## SUPPLIED MATERIAL
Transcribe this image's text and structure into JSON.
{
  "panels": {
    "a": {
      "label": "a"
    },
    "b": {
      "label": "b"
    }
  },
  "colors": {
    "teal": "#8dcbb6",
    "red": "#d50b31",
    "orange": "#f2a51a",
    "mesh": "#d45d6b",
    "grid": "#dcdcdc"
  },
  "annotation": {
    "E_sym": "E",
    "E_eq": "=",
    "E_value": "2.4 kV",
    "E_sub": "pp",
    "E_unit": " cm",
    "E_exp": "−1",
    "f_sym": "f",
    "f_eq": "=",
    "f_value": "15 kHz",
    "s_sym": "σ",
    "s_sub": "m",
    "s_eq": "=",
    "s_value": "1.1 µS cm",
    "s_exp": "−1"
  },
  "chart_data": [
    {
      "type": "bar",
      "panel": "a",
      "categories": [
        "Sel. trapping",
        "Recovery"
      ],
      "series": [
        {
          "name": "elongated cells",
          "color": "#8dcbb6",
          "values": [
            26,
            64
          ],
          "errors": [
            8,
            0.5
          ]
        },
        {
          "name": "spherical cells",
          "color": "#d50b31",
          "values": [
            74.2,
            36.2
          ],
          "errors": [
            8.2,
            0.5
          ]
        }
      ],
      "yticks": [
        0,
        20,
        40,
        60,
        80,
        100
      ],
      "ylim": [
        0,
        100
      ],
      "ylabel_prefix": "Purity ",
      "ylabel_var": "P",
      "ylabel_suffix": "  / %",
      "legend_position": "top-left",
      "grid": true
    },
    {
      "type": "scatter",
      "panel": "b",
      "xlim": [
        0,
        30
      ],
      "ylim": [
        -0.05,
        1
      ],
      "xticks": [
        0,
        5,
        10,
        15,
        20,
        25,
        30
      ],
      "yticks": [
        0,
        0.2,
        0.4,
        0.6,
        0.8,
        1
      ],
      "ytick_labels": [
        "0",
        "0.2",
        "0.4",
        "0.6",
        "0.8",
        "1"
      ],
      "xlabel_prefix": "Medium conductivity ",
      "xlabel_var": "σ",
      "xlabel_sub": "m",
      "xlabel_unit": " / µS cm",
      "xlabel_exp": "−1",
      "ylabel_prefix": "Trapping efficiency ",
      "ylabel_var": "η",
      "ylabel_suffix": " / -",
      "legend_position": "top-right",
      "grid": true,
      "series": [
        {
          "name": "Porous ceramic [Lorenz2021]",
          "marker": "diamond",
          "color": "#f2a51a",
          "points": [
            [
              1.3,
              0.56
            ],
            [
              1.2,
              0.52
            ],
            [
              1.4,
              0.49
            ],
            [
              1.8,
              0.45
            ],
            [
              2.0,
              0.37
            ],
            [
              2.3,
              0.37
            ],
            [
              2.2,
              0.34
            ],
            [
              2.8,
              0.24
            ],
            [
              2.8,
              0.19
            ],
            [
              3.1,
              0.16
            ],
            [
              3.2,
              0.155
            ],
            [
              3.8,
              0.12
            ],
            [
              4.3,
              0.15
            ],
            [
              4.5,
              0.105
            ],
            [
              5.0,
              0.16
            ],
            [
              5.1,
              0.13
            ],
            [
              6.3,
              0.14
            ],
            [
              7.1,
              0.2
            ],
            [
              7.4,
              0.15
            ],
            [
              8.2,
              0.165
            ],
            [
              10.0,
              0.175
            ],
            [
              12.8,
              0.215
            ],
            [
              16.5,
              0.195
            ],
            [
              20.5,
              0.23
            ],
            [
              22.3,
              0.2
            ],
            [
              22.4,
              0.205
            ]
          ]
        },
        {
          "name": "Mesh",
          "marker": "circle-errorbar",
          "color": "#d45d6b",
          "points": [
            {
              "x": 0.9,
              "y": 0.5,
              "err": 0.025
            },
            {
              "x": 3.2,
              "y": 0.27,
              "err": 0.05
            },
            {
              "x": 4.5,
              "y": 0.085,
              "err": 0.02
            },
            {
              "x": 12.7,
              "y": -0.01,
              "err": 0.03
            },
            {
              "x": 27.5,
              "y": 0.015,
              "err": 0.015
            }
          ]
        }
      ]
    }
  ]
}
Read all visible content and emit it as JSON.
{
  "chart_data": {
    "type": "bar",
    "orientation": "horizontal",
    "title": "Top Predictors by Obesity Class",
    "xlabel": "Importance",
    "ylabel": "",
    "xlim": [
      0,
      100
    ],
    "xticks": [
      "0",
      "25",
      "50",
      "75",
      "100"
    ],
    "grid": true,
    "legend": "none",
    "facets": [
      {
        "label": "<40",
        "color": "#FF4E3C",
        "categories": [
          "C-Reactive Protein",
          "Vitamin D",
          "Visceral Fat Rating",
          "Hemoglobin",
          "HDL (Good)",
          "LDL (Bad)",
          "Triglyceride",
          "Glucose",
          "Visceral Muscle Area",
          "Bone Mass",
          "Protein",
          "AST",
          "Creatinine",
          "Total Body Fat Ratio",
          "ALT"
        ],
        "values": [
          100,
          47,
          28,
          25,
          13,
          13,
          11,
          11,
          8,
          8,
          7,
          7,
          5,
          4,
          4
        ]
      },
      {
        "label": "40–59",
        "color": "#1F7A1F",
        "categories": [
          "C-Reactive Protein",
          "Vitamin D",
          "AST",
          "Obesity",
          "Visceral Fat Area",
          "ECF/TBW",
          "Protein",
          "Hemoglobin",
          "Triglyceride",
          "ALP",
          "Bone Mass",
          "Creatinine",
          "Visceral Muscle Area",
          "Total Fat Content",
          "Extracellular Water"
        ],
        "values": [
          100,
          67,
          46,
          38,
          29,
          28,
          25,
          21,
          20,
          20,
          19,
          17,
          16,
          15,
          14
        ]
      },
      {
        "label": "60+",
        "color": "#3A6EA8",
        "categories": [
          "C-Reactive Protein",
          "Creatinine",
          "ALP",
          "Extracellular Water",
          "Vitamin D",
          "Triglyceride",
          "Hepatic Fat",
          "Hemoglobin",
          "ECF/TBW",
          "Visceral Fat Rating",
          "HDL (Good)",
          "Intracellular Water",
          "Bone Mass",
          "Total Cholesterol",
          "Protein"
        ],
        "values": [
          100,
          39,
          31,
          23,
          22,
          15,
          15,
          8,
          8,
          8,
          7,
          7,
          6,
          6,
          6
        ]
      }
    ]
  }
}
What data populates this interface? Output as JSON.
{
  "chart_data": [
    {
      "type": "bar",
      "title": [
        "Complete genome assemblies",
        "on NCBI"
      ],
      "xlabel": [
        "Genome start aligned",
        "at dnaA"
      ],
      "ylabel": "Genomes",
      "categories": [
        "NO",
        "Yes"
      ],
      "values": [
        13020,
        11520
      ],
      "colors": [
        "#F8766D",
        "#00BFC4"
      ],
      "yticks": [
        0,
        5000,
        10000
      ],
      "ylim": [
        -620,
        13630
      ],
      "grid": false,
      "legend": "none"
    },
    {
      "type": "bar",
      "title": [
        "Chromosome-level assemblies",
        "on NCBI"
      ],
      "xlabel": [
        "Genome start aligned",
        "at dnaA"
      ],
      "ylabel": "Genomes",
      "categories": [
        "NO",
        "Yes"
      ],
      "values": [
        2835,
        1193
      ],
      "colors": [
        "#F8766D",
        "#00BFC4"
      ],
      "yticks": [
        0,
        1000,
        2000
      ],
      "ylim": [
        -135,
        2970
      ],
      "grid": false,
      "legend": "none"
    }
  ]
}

## DIRECTIONS
Repeat precisely, and with nothing added, every line from the one containing "What data populates" to the last line of the listing above.

## RESPONSE
What data populates this interface? Output as JSON.
{
  "chart_data": [
    {
      "type": "bar",
      "title": [
        "Complete genome assemblies",
        "on NCBI"
      ],
      "xlabel": [
        "Genome start aligned",
        "at dnaA"
      ],
      "ylabel": "Genomes",
      "categories": [
        "NO",
        "Yes"
      ],
      "values": [
        13020,
        11520
      ],
      "colors": [
        "#F8766D",
        "#00BFC4"
      ],
      "yticks": [
        0,
        5000,
        10000
      ],
      "ylim": [
        -620,
        13630
      ],
      "grid": false,
      "legend": "none"
    },
    {
      "type": "bar",
      "title": [
        "Chromosome-level assemblies",
        "on NCBI"
      ],
      "xlabel": [
        "Genome start aligned",
        "at dnaA"
      ],
      "ylabel": "Genomes",
      "categories": [
        "NO",
        "Yes"
      ],
      "values": [
        2835,
        1193
      ],
      "colors": [
        "#F8766D",
        "#00BFC4"
      ],
      "yticks": [
        0,
        1000,
        2000
      ],
      "ylim": [
        -135,
        2970
      ],
      "grid": false,
      "legend": "none"
    }
  ]
}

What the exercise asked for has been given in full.